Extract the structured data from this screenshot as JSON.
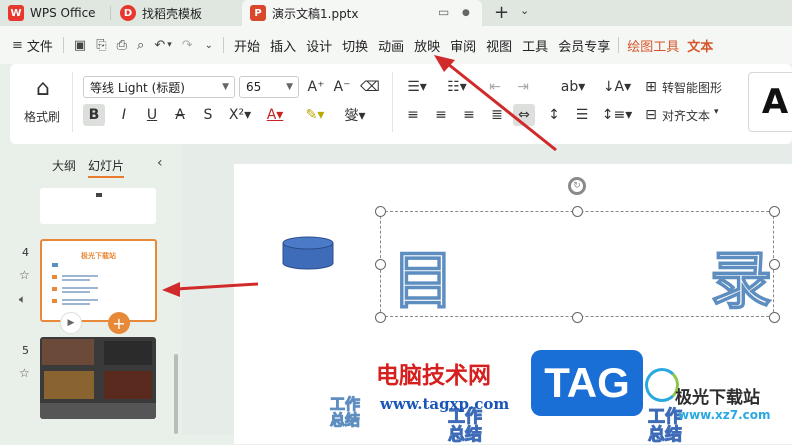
{
  "tabs": [
    {
      "label": "WPS Office",
      "logo": "W"
    },
    {
      "label": "找稻壳模板",
      "logo": "D"
    },
    {
      "label": "演示文稿1.pptx",
      "logo": "P"
    }
  ],
  "menu": {
    "file_label": "文件",
    "items": [
      "开始",
      "插入",
      "设计",
      "切换",
      "动画",
      "放映",
      "审阅",
      "视图",
      "工具",
      "会员专享",
      "绘图工具",
      "文本"
    ]
  },
  "ribbon": {
    "format_painter_label": "格式刷",
    "font_name": "等线 Light (标题)",
    "font_size": "65",
    "smart_shape_label": "转智能图形",
    "align_text_label": "对齐文本",
    "big_a": "A"
  },
  "left_panel": {
    "outline_tab": "大纲",
    "slides_tab": "幻灯片",
    "slide_numbers": [
      "4",
      "5"
    ],
    "slide4_title": "极光下载站"
  },
  "slide": {
    "title_left": "目",
    "title_right": "录",
    "sub_texts": [
      "工作",
      "总结",
      "工作",
      "总结",
      "工作",
      "总结"
    ]
  },
  "watermark": {
    "site_name": "电脑技术网",
    "site_url": "www.tagxp.com",
    "badge": "TAG",
    "brand": "极光下载站",
    "brand_url": "www.xz7.com"
  },
  "colors": {
    "accent_orange": "#e8893a",
    "arrow_red": "#d12a2a",
    "tag_blue": "#1a6fd6"
  }
}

■ ■ ■ ■

» Given instruction
Pictures are not part of the copy; output everything else in the records exactly.

» Exercise result
Extract the structured data from this screenshot as JSON.
{
  "tabs": [
    {
      "label": "WPS Office",
      "logo": "W"
    },
    {
      "label": "找稻壳模板",
      "logo": "D"
    },
    {
      "label": "演示文稿1.pptx",
      "logo": "P"
    }
  ],
  "menu": {
    "file_label": "文件",
    "items": [
      "开始",
      "插入",
      "设计",
      "切换",
      "动画",
      "放映",
      "审阅",
      "视图",
      "工具",
      "会员专享",
      "绘图工具",
      "文本"
    ]
  },
  "ribbon": {
    "format_painter_label": "格式刷",
    "font_name": "等线 Light (标题)",
    "font_size": "65",
    "smart_shape_label": "转智能图形",
    "align_text_label": "对齐文本",
    "big_a": "A"
  },
  "left_panel": {
    "outline_tab": "大纲",
    "slides_tab": "幻灯片",
    "slide_numbers": [
      "4",
      "5"
    ],
    "slide4_title": "极光下载站"
  },
  "slide": {
    "title_left": "目",
    "title_right": "录",
    "sub_texts": [
      "工作",
      "总结",
      "工作",
      "总结",
      "工作",
      "总结"
    ]
  },
  "watermark": {
    "site_name": "电脑技术网",
    "site_url": "www.tagxp.com",
    "badge": "TAG",
    "brand": "极光下载站",
    "brand_url": "www.xz7.com"
  },
  "colors": {
    "accent_orange": "#e8893a",
    "arrow_red": "#d12a2a",
    "tag_blue": "#1a6fd6"
  }
}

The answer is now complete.